--- BEGIN Items ---

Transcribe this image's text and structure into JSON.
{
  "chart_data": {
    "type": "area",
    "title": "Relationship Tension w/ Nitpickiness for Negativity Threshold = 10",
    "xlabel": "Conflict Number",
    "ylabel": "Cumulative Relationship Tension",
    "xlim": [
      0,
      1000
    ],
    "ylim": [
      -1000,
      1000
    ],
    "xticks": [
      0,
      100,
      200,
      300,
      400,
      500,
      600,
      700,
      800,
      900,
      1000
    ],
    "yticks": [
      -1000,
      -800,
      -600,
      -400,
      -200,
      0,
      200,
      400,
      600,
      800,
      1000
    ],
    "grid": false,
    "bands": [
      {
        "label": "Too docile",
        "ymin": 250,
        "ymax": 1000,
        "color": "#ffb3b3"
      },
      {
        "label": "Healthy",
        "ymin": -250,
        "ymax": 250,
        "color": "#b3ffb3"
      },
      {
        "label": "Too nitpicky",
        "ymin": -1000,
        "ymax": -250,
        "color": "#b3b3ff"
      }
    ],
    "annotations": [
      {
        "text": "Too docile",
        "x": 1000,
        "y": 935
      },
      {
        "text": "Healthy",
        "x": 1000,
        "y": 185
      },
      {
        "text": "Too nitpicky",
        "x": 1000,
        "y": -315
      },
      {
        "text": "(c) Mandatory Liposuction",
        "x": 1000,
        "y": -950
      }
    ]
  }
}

--- END Items ---
--- BEGIN Items ---

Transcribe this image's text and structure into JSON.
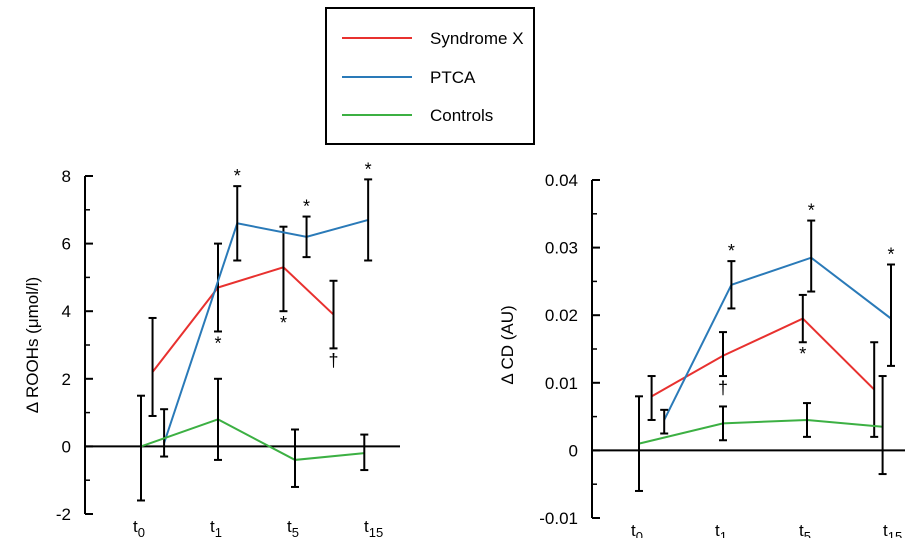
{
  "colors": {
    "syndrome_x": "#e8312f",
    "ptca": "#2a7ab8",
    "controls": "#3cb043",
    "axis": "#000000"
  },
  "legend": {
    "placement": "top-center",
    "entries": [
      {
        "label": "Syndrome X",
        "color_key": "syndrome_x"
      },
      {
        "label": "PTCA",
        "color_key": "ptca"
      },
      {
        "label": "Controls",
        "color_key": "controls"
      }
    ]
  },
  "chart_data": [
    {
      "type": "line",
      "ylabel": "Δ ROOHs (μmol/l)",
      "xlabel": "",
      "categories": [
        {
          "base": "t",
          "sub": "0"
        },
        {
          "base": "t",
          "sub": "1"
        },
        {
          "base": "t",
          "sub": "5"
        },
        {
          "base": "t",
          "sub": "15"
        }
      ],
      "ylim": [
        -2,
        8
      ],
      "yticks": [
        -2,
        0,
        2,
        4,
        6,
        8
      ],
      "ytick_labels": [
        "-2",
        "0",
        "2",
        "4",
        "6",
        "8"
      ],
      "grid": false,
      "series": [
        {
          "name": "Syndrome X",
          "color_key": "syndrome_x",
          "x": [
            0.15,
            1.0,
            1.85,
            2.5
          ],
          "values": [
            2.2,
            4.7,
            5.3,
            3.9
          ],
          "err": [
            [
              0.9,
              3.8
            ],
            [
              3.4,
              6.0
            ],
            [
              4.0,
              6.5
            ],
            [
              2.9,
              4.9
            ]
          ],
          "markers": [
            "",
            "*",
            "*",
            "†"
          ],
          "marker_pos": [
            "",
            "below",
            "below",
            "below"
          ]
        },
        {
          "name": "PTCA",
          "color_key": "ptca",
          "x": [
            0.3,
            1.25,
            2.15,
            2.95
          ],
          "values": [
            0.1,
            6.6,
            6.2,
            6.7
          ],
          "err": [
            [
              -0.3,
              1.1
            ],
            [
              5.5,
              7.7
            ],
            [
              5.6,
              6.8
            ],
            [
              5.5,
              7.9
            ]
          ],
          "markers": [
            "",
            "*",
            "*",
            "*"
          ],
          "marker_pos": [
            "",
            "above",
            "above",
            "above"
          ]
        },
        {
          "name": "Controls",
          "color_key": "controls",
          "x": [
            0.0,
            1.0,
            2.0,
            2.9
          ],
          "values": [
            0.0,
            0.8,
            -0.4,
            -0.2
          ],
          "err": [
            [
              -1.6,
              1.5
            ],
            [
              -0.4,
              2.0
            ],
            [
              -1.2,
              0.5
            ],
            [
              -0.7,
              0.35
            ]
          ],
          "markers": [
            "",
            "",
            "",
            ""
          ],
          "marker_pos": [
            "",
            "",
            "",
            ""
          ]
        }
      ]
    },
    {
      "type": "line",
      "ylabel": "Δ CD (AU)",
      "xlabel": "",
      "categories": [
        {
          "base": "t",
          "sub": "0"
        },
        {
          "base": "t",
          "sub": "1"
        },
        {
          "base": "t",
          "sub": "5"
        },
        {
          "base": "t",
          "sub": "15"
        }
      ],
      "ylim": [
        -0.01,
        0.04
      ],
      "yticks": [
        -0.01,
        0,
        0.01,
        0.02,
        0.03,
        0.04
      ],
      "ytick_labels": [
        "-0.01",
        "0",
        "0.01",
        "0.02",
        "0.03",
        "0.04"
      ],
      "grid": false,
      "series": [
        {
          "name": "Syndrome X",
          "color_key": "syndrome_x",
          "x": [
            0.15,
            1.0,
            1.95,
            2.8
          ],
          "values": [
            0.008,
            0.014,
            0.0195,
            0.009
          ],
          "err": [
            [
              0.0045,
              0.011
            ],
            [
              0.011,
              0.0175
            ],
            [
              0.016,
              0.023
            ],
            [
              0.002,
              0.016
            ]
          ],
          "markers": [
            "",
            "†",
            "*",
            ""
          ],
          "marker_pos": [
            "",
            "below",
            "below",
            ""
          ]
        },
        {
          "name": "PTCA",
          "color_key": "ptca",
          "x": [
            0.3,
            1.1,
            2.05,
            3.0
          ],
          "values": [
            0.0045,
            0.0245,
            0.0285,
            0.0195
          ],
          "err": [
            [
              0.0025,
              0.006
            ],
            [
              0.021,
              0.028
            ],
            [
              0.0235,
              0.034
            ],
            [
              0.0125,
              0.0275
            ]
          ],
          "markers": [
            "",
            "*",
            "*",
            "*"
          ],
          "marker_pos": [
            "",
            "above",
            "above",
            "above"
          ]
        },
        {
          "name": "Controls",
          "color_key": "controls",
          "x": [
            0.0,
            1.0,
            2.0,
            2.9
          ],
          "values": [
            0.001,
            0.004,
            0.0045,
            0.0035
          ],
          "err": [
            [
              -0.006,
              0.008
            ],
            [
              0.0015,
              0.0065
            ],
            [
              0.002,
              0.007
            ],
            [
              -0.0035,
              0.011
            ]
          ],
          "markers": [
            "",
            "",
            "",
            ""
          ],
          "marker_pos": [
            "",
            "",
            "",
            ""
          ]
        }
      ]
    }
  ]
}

--- END Items ---

» **What is needed**
Show all lines from the listing above in which "ylabel" appears.

» **Solution to this task**
    "ylabel": "Cumulative Relationship Tension",
      "ylabel": "Δ ROOHs (μmol/l)",
      "ylabel": "Δ CD (AU)",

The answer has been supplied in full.